▶ [Set task]
Copy each line that contains the string "gear".

▶ [Source data]
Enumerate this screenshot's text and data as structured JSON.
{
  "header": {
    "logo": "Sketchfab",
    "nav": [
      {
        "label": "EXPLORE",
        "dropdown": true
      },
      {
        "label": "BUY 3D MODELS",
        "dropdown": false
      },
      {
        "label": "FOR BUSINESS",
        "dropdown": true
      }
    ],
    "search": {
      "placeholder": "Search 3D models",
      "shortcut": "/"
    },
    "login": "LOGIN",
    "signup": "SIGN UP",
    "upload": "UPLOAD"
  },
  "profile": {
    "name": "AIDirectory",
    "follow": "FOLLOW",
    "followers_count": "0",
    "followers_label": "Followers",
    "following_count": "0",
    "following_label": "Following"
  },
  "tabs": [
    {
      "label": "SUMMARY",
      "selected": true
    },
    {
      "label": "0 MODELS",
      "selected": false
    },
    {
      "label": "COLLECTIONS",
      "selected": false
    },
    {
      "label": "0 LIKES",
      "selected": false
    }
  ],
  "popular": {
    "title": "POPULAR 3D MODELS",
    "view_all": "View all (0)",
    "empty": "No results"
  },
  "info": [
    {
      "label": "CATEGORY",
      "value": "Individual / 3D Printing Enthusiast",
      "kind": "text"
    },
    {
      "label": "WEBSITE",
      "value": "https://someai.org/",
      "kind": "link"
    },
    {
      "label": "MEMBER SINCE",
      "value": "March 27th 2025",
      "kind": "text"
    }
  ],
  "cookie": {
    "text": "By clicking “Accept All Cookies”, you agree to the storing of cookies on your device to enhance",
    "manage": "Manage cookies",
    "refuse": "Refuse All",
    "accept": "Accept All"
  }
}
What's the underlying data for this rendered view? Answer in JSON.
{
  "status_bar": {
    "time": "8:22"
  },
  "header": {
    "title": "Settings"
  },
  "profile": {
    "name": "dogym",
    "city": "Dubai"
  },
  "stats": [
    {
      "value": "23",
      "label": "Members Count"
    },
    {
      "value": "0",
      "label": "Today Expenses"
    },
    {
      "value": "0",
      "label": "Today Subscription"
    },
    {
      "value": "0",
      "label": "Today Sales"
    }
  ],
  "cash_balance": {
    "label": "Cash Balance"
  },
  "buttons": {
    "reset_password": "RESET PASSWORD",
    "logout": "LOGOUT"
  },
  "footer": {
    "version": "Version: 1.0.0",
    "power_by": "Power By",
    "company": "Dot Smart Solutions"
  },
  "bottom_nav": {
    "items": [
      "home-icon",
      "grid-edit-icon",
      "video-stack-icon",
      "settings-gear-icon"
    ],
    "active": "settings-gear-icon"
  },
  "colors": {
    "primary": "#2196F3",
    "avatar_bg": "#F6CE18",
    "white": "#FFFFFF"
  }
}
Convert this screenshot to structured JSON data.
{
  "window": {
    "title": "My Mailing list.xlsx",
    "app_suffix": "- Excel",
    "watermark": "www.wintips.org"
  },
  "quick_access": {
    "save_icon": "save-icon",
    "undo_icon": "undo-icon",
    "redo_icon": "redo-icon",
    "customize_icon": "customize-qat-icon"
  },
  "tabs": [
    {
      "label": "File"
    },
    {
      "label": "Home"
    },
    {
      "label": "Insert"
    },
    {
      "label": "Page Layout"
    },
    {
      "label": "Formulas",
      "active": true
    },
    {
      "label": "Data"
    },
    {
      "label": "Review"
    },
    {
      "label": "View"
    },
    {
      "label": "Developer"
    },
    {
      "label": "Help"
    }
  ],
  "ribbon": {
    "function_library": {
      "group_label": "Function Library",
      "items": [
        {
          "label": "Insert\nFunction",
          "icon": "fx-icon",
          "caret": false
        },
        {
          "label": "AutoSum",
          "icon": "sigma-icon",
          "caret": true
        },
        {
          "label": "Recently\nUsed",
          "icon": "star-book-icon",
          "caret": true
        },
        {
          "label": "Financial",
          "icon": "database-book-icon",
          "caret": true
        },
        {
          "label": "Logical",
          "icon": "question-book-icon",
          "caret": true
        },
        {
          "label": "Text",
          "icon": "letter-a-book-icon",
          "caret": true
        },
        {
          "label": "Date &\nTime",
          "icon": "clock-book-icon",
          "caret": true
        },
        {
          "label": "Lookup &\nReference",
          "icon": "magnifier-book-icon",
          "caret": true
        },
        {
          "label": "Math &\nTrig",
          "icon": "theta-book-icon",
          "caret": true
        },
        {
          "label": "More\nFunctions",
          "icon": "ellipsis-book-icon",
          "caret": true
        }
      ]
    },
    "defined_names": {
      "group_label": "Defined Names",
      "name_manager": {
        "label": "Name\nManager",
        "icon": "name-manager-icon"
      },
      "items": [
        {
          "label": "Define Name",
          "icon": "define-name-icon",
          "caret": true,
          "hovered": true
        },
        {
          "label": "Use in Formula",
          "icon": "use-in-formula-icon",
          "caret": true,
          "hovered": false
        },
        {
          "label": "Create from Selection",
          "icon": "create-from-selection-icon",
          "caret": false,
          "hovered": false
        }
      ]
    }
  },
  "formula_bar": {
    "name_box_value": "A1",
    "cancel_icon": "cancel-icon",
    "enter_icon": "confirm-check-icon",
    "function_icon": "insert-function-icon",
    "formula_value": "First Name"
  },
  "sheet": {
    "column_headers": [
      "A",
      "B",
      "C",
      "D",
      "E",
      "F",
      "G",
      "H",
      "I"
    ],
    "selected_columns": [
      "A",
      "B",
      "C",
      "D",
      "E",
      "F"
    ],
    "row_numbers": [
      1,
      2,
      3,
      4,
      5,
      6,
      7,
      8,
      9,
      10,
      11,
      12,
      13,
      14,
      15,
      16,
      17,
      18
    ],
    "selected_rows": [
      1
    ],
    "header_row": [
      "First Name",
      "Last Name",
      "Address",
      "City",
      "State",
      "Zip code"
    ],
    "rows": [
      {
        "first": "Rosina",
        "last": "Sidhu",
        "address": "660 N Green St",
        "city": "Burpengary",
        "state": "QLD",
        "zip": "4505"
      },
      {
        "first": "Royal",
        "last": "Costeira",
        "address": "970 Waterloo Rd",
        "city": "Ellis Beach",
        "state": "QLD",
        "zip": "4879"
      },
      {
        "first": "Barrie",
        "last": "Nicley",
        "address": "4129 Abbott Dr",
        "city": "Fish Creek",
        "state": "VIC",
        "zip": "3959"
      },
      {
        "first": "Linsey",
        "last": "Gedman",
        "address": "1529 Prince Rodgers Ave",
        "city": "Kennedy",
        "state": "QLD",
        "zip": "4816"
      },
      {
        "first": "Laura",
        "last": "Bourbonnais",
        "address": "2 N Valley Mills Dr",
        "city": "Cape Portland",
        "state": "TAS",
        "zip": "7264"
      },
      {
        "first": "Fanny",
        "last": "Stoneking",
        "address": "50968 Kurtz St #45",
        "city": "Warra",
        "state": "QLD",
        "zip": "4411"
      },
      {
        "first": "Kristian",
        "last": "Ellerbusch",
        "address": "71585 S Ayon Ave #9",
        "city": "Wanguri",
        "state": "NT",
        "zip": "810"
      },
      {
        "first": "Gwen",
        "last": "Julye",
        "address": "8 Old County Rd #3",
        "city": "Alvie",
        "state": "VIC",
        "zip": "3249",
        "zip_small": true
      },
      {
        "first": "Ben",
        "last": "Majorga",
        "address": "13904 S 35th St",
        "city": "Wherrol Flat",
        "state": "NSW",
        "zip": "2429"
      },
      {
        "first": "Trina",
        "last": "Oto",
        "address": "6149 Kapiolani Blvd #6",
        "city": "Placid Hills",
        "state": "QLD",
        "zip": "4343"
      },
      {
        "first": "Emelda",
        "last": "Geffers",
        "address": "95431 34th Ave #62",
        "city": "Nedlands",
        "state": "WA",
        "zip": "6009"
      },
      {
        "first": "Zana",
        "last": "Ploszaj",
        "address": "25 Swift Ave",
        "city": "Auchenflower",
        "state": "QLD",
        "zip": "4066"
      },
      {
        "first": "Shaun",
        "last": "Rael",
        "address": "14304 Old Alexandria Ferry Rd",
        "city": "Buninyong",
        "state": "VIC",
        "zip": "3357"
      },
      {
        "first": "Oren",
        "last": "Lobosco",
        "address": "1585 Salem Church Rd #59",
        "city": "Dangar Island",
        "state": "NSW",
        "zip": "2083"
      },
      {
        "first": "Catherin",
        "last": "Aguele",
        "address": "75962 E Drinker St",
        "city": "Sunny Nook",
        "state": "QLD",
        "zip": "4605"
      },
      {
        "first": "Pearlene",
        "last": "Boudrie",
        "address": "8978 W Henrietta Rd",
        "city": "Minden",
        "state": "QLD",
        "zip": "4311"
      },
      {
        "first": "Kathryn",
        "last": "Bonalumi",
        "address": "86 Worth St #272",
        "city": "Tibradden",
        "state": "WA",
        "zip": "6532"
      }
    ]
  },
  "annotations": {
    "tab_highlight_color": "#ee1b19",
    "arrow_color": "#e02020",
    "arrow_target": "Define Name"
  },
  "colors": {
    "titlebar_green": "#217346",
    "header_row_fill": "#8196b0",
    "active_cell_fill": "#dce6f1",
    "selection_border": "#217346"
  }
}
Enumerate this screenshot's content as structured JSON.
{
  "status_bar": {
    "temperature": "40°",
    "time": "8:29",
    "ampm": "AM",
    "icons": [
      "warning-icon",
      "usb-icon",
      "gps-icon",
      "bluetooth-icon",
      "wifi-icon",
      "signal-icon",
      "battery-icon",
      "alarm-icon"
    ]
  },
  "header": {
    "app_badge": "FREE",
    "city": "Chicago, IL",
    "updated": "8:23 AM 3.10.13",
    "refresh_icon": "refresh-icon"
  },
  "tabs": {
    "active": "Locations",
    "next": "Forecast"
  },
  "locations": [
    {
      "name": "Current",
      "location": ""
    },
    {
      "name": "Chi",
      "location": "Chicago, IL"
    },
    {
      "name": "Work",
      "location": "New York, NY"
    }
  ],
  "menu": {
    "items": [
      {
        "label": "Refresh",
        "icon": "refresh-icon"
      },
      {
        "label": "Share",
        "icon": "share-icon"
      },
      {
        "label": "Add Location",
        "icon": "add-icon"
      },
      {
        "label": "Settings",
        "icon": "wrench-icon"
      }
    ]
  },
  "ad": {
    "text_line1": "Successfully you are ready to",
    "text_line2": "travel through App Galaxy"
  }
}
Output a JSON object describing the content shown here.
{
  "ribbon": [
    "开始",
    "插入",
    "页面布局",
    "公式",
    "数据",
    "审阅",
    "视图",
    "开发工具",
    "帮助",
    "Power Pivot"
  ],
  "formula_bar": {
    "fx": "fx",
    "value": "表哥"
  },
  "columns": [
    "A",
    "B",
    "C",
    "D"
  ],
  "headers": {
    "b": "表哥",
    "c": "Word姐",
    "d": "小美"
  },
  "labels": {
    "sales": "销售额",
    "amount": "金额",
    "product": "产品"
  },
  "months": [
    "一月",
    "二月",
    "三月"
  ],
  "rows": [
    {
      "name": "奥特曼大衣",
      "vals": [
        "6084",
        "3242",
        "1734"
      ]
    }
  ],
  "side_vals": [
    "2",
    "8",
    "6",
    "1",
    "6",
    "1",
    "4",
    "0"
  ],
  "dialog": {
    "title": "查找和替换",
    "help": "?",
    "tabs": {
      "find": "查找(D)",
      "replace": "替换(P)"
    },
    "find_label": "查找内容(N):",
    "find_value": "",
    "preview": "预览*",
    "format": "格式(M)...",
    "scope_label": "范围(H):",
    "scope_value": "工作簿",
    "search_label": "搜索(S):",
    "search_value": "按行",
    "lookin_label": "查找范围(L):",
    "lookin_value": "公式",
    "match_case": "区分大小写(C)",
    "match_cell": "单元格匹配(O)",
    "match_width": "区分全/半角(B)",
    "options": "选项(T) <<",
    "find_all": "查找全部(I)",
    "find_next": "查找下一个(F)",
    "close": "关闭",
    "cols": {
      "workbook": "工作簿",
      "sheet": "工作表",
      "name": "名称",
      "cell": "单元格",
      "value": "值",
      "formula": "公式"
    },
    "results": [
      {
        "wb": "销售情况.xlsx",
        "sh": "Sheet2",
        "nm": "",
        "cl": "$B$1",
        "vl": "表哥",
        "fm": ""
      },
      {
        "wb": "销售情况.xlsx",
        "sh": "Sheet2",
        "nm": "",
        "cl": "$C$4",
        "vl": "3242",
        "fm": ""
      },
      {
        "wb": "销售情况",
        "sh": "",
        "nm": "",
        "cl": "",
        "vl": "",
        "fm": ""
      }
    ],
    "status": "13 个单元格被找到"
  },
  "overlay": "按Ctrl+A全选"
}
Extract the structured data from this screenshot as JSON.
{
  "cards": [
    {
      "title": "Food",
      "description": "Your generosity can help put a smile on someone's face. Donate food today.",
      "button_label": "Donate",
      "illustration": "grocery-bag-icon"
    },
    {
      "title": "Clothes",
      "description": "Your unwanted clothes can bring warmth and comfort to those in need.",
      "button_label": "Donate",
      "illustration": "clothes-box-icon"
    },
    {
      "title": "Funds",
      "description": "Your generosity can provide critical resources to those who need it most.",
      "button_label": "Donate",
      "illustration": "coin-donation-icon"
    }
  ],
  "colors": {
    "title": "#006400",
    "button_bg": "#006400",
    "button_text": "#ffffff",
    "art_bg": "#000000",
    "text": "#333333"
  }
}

▶ [Correct output]
      "settings-gear-icon"
    "active": "settings-gear-icon"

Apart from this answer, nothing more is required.